■ **What is being asked**:
Records follow. Copy every line with "JSON".

■ **Items from a figure collection**:
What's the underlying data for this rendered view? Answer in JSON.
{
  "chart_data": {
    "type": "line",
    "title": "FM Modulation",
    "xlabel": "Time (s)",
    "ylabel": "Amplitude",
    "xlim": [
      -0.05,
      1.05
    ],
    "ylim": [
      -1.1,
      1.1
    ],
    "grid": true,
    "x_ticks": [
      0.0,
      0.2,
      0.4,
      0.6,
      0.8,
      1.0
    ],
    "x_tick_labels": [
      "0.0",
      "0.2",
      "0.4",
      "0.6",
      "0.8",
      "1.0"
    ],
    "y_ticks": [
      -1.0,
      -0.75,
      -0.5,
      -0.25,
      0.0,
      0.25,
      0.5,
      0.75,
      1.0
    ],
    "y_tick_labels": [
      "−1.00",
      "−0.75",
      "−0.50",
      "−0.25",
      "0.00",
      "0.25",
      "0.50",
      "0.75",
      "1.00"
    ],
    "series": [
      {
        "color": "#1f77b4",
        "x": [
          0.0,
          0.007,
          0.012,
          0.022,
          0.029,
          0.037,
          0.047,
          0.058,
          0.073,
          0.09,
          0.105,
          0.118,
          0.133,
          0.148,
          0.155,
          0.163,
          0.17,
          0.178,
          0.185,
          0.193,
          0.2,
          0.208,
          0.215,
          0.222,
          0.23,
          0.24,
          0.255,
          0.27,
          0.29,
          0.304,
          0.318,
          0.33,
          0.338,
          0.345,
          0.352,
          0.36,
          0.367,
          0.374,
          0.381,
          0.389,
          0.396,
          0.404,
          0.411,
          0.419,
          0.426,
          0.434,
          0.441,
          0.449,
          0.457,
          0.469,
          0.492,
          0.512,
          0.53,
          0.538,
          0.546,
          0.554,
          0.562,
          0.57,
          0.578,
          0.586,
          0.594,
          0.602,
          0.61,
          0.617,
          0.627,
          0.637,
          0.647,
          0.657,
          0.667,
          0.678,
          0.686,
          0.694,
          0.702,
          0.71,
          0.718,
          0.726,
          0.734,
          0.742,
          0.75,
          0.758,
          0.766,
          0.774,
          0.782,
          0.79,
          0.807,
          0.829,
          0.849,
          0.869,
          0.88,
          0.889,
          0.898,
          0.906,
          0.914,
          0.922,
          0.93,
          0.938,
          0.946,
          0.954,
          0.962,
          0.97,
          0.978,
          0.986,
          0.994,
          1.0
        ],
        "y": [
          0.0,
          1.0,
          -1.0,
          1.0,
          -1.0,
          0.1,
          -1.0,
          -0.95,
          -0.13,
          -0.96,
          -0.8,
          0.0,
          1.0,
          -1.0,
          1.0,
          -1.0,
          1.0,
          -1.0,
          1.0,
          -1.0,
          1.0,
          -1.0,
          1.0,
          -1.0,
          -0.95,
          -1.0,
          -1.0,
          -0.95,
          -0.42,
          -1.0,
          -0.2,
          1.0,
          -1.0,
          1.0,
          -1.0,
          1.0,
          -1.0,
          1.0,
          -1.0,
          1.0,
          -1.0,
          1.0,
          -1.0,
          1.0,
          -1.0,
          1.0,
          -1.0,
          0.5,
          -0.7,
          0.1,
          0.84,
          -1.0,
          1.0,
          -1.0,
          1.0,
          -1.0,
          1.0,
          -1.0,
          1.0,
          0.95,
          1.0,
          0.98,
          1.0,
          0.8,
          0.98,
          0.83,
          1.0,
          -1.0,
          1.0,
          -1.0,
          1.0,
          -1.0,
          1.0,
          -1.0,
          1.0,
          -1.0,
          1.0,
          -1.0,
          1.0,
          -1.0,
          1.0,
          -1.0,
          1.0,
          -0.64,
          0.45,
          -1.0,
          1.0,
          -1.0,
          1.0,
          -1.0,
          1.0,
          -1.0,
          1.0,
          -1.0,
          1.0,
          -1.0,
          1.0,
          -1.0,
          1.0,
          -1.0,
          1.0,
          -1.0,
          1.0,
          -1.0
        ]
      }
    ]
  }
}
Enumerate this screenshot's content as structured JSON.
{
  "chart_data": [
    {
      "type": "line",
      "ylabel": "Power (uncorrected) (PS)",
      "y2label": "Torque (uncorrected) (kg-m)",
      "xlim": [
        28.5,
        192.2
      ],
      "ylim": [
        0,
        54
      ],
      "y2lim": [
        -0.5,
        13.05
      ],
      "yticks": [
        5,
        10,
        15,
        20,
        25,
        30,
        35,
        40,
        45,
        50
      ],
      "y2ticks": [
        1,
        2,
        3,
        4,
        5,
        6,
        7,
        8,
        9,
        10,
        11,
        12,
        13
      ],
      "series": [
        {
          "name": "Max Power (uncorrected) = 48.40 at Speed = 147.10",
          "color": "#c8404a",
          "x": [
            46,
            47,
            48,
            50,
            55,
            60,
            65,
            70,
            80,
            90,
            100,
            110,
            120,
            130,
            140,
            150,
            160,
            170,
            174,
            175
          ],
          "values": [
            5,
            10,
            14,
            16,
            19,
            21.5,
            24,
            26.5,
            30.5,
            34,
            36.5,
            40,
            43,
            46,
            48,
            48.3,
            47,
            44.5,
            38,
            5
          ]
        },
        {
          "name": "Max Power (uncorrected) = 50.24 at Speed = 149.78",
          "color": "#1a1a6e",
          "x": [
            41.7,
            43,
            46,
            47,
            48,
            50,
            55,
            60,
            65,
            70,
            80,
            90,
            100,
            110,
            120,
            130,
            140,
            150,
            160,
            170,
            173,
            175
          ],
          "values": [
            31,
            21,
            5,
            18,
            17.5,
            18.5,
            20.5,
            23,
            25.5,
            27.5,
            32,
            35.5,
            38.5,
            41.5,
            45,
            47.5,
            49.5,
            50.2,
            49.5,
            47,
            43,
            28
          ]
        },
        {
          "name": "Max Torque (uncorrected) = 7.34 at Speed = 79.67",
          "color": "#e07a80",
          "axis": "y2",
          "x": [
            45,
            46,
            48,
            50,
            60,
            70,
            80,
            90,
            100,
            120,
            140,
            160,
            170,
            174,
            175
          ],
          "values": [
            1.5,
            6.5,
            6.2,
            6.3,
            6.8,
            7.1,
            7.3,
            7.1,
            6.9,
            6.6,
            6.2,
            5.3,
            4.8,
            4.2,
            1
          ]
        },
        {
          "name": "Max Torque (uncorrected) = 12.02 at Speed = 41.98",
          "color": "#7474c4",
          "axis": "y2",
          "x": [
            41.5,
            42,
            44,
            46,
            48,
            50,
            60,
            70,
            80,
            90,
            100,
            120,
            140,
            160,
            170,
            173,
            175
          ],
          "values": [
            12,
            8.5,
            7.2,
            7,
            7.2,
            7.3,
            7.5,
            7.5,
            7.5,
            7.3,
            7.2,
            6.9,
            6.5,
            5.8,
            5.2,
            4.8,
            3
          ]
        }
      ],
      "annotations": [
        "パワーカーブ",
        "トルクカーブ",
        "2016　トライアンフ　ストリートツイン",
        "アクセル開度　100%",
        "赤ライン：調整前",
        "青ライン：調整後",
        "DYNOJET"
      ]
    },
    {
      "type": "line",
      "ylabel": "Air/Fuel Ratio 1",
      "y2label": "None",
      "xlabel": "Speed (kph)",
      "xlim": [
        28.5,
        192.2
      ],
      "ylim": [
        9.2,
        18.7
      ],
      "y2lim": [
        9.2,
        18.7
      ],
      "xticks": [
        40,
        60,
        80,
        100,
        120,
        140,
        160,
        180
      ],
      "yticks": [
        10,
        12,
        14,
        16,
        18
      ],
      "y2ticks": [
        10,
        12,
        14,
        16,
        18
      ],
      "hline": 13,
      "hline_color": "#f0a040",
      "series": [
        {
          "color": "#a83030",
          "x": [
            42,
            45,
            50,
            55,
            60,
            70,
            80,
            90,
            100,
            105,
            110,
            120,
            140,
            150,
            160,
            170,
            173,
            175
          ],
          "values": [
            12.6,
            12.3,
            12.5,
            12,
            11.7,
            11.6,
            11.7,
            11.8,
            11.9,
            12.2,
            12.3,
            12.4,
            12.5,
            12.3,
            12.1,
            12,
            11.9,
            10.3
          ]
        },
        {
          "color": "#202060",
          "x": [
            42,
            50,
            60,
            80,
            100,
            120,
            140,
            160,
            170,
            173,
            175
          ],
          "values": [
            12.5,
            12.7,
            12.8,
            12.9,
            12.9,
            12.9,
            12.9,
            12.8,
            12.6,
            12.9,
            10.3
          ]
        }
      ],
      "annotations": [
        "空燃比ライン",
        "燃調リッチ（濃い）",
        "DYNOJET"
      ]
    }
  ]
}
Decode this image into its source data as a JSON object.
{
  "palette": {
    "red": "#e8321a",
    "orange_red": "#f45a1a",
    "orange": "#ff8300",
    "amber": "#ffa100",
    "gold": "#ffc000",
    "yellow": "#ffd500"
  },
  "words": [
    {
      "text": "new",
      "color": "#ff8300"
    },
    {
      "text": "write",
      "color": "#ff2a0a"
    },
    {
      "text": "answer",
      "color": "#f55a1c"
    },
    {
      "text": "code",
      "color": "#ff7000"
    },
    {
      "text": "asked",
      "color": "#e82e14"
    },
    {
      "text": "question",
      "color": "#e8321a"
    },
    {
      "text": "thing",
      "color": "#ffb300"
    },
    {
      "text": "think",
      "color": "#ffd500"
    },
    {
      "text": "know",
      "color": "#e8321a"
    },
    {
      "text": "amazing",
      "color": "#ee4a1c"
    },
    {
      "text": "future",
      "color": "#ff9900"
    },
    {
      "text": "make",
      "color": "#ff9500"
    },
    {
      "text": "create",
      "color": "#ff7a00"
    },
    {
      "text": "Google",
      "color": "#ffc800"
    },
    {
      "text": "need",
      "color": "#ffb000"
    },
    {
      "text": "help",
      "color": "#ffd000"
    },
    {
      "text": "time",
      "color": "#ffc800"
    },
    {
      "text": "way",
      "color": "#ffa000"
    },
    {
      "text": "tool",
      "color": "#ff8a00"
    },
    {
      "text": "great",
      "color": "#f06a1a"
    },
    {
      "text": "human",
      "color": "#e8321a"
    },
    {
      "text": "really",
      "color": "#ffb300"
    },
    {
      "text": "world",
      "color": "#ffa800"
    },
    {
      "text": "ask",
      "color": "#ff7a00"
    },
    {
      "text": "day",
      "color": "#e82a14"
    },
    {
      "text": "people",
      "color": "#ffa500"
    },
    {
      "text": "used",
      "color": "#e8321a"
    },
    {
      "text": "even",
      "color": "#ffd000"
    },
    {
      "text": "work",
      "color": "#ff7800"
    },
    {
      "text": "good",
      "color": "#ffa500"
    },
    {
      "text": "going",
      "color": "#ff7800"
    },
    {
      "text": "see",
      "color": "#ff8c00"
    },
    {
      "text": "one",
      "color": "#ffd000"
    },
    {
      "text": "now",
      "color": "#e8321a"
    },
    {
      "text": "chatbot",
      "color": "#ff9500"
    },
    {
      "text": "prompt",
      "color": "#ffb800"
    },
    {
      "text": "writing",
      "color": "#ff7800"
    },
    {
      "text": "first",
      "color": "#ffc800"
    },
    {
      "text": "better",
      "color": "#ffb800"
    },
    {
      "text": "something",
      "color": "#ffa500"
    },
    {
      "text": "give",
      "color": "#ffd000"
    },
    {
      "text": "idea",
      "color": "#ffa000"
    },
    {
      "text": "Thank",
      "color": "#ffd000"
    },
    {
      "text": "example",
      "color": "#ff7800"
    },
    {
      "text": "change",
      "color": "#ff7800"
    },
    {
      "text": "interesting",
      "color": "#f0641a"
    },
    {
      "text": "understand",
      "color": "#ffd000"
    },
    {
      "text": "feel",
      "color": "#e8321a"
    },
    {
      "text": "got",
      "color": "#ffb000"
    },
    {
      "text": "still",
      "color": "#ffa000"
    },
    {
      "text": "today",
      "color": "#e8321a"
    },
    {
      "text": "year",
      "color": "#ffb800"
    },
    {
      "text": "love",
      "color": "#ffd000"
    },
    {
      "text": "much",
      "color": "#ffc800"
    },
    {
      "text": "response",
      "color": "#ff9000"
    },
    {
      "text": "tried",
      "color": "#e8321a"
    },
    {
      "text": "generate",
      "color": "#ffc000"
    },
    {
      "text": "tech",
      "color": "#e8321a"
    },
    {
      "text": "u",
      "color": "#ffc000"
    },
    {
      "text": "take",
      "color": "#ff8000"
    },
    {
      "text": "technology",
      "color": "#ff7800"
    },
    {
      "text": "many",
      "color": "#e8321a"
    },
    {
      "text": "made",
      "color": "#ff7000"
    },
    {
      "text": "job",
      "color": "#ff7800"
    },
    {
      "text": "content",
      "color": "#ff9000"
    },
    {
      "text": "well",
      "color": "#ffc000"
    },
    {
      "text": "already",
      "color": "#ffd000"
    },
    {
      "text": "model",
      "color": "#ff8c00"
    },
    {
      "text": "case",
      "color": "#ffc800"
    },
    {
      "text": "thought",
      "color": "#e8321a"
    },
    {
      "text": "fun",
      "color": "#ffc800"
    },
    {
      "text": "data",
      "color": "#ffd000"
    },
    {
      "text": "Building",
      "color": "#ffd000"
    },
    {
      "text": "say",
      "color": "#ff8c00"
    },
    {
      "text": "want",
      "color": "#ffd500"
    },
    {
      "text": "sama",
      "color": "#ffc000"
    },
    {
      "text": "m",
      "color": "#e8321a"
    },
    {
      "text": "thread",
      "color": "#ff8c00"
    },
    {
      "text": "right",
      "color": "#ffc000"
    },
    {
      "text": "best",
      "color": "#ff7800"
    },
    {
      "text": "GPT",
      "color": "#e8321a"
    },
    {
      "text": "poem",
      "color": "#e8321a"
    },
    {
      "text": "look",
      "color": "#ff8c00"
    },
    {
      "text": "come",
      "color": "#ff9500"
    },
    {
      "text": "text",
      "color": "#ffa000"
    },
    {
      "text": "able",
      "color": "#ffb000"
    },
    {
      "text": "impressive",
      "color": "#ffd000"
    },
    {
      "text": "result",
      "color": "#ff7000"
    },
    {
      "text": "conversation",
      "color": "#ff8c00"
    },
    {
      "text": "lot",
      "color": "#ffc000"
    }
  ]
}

■ **Exercise solution**:
What's the underlying data for this rendered view? Answer in JSON.
Enumerate this screenshot's content as structured JSON.
Decode this image into its source data as a JSON object.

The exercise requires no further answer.